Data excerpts
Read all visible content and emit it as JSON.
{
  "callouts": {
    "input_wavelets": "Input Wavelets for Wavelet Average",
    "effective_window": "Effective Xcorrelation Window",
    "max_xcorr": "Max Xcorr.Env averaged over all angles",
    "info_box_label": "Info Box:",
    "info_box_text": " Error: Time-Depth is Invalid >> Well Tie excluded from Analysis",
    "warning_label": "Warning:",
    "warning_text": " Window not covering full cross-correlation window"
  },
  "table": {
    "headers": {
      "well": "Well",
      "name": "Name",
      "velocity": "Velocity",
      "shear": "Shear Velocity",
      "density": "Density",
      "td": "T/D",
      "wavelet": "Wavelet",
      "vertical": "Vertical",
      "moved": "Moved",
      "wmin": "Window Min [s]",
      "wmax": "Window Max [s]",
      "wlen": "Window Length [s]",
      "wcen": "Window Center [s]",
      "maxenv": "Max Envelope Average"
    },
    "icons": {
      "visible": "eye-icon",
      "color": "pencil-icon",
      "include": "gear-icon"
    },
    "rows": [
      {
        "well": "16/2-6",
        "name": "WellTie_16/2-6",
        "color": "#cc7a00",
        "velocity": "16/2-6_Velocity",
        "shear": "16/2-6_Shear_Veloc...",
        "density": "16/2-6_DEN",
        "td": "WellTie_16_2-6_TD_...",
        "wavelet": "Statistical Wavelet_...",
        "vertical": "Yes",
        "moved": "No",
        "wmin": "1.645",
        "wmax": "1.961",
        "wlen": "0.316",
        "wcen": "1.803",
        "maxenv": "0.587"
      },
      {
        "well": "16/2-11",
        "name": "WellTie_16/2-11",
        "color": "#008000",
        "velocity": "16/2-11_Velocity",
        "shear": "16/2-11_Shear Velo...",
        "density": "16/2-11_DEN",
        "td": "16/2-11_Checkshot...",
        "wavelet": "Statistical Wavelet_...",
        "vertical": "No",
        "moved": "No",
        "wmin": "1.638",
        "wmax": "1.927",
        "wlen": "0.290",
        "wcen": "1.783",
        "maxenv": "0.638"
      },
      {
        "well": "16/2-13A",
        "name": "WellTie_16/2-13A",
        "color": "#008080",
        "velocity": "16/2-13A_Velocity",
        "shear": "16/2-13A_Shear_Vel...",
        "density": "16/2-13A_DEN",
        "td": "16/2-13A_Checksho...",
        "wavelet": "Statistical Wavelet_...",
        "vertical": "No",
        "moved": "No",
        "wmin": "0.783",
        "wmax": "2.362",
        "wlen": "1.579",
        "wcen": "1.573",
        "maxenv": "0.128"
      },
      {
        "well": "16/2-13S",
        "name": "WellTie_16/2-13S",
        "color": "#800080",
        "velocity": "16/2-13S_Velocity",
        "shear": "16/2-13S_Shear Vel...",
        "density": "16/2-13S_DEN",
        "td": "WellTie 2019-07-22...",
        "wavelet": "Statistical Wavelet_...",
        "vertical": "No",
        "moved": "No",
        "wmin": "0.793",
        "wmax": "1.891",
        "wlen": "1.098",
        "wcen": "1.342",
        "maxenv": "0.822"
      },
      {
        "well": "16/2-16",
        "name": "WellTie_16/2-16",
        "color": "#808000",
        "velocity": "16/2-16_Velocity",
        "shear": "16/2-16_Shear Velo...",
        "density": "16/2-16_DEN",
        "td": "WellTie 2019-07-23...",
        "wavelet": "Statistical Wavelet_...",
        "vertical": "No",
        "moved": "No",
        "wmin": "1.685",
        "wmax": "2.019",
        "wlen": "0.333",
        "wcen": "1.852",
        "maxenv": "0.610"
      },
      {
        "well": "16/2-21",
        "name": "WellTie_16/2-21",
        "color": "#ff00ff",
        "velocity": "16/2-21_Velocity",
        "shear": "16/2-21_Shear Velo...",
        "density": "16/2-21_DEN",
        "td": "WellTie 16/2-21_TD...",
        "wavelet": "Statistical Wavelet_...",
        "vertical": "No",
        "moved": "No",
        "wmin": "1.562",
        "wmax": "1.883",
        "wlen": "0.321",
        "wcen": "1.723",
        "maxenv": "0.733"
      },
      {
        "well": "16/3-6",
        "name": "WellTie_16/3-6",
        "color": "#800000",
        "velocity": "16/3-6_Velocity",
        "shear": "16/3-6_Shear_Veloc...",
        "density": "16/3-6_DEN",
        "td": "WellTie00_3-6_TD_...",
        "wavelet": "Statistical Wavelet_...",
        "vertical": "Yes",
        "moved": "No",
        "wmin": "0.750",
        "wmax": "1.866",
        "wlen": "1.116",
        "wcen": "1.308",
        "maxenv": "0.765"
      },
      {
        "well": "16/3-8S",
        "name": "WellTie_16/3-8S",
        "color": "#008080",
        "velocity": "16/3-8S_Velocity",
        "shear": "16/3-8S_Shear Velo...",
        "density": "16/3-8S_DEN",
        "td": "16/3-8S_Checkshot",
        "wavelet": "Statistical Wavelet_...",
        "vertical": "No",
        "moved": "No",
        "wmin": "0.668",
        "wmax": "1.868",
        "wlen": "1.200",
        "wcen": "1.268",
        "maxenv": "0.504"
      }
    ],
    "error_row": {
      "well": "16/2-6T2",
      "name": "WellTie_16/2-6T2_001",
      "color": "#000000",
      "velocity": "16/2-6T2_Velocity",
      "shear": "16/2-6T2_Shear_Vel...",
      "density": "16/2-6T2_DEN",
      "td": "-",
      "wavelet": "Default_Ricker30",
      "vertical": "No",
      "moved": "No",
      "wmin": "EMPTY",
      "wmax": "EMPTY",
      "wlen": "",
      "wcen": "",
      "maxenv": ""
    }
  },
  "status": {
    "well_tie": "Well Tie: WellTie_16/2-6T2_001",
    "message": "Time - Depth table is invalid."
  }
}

◆ SHORT TASK ◆
Print every entry exactly as written.

◆ SOLUTION ◆
Read all visible content and emit it as JSON.
{
  "callouts": {
    "input_wavelets": "Input Wavelets for Wavelet Average",
    "effective_window": "Effective Xcorrelation Window",
    "max_xcorr": "Max Xcorr.Env averaged over all angles",
    "info_box_label": "Info Box:",
    "info_box_text": " Error: Time-Depth is Invalid >> Well Tie excluded from Analysis",
    "warning_label": "Warning:",
    "warning_text": " Window not covering full cross-correlation window"
  },
  "table": {
    "headers": {
      "well": "Well",
      "name": "Name",
      "velocity": "Velocity",
      "shear": "Shear Velocity",
      "density": "Density",
      "td": "T/D",
      "wavelet": "Wavelet",
      "vertical": "Vertical",
      "moved": "Moved",
      "wmin": "Window Min [s]",
      "wmax": "Window Max [s]",
      "wlen": "Window Length [s]",
      "wcen": "Window Center [s]",
      "maxenv": "Max Envelope Average"
    },
    "icons": {
      "visible": "eye-icon",
      "color": "pencil-icon",
      "include": "gear-icon"
    },
    "rows": [
      {
        "well": "16/2-6",
        "name": "WellTie_16/2-6",
        "color": "#cc7a00",
        "velocity": "16/2-6_Velocity",
        "shear": "16/2-6_Shear_Veloc...",
        "density": "16/2-6_DEN",
        "td": "WellTie_16_2-6_TD_...",
        "wavelet": "Statistical Wavelet_...",
        "vertical": "Yes",
        "moved": "No",
        "wmin": "1.645",
        "wmax": "1.961",
        "wlen": "0.316",
        "wcen": "1.803",
        "maxenv": "0.587"
      },
      {
        "well": "16/2-11",
        "name": "WellTie_16/2-11",
        "color": "#008000",
        "velocity": "16/2-11_Velocity",
        "shear": "16/2-11_Shear Velo...",
        "density": "16/2-11_DEN",
        "td": "16/2-11_Checkshot...",
        "wavelet": "Statistical Wavelet_...",
        "vertical": "No",
        "moved": "No",
        "wmin": "1.638",
        "wmax": "1.927",
        "wlen": "0.290",
        "wcen": "1.783",
        "maxenv": "0.638"
      },
      {
        "well": "16/2-13A",
        "name": "WellTie_16/2-13A",
        "color": "#008080",
        "velocity": "16/2-13A_Velocity",
        "shear": "16/2-13A_Shear_Vel...",
        "density": "16/2-13A_DEN",
        "td": "16/2-13A_Checksho...",
        "wavelet": "Statistical Wavelet_...",
        "vertical": "No",
        "moved": "No",
        "wmin": "0.783",
        "wmax": "2.362",
        "wlen": "1.579",
        "wcen": "1.573",
        "maxenv": "0.128"
      },
      {
        "well": "16/2-13S",
        "name": "WellTie_16/2-13S",
        "color": "#800080",
        "velocity": "16/2-13S_Velocity",
        "shear": "16/2-13S_Shear Vel...",
        "density": "16/2-13S_DEN",
        "td": "WellTie 2019-07-22...",
        "wavelet": "Statistical Wavelet_...",
        "vertical": "No",
        "moved": "No",
        "wmin": "0.793",
        "wmax": "1.891",
        "wlen": "1.098",
        "wcen": "1.342",
        "maxenv": "0.822"
      },
      {
        "well": "16/2-16",
        "name": "WellTie_16/2-16",
        "color": "#808000",
        "velocity": "16/2-16_Velocity",
        "shear": "16/2-16_Shear Velo...",
        "density": "16/2-16_DEN",
        "td": "WellTie 2019-07-23...",
        "wavelet": "Statistical Wavelet_...",
        "vertical": "No",
        "moved": "No",
        "wmin": "1.685",
        "wmax": "2.019",
        "wlen": "0.333",
        "wcen": "1.852",
        "maxenv": "0.610"
      },
      {
        "well": "16/2-21",
        "name": "WellTie_16/2-21",
        "color": "#ff00ff",
        "velocity": "16/2-21_Velocity",
        "shear": "16/2-21_Shear Velo...",
        "density": "16/2-21_DEN",
        "td": "WellTie 16/2-21_TD...",
        "wavelet": "Statistical Wavelet_...",
        "vertical": "No",
        "moved": "No",
        "wmin": "1.562",
        "wmax": "1.883",
        "wlen": "0.321",
        "wcen": "1.723",
        "maxenv": "0.733"
      },
      {
        "well": "16/3-6",
        "name": "WellTie_16/3-6",
        "color": "#800000",
        "velocity": "16/3-6_Velocity",
        "shear": "16/3-6_Shear_Veloc...",
        "density": "16/3-6_DEN",
        "td": "WellTie00_3-6_TD_...",
        "wavelet": "Statistical Wavelet_...",
        "vertical": "Yes",
        "moved": "No",
        "wmin": "0.750",
        "wmax": "1.866",
        "wlen": "1.116",
        "wcen": "1.308",
        "maxenv": "0.765"
      },
      {
        "well": "16/3-8S",
        "name": "WellTie_16/3-8S",
        "color": "#008080",
        "velocity": "16/3-8S_Velocity",
        "shear": "16/3-8S_Shear Velo...",
        "density": "16/3-8S_DEN",
        "td": "16/3-8S_Checkshot",
        "wavelet": "Statistical Wavelet_...",
        "vertical": "No",
        "moved": "No",
        "wmin": "0.668",
        "wmax": "1.868",
        "wlen": "1.200",
        "wcen": "1.268",
        "maxenv": "0.504"
      }
    ],
    "error_row": {
      "well": "16/2-6T2",
      "name": "WellTie_16/2-6T2_001",
      "color": "#000000",
      "velocity": "16/2-6T2_Velocity",
      "shear": "16/2-6T2_Shear_Vel...",
      "density": "16/2-6T2_DEN",
      "td": "-",
      "wavelet": "Default_Ricker30",
      "vertical": "No",
      "moved": "No",
      "wmin": "EMPTY",
      "wmax": "EMPTY",
      "wlen": "",
      "wcen": "",
      "maxenv": ""
    }
  },
  "status": {
    "well_tie": "Well Tie: WellTie_16/2-6T2_001",
    "message": "Time - Depth table is invalid."
  }
}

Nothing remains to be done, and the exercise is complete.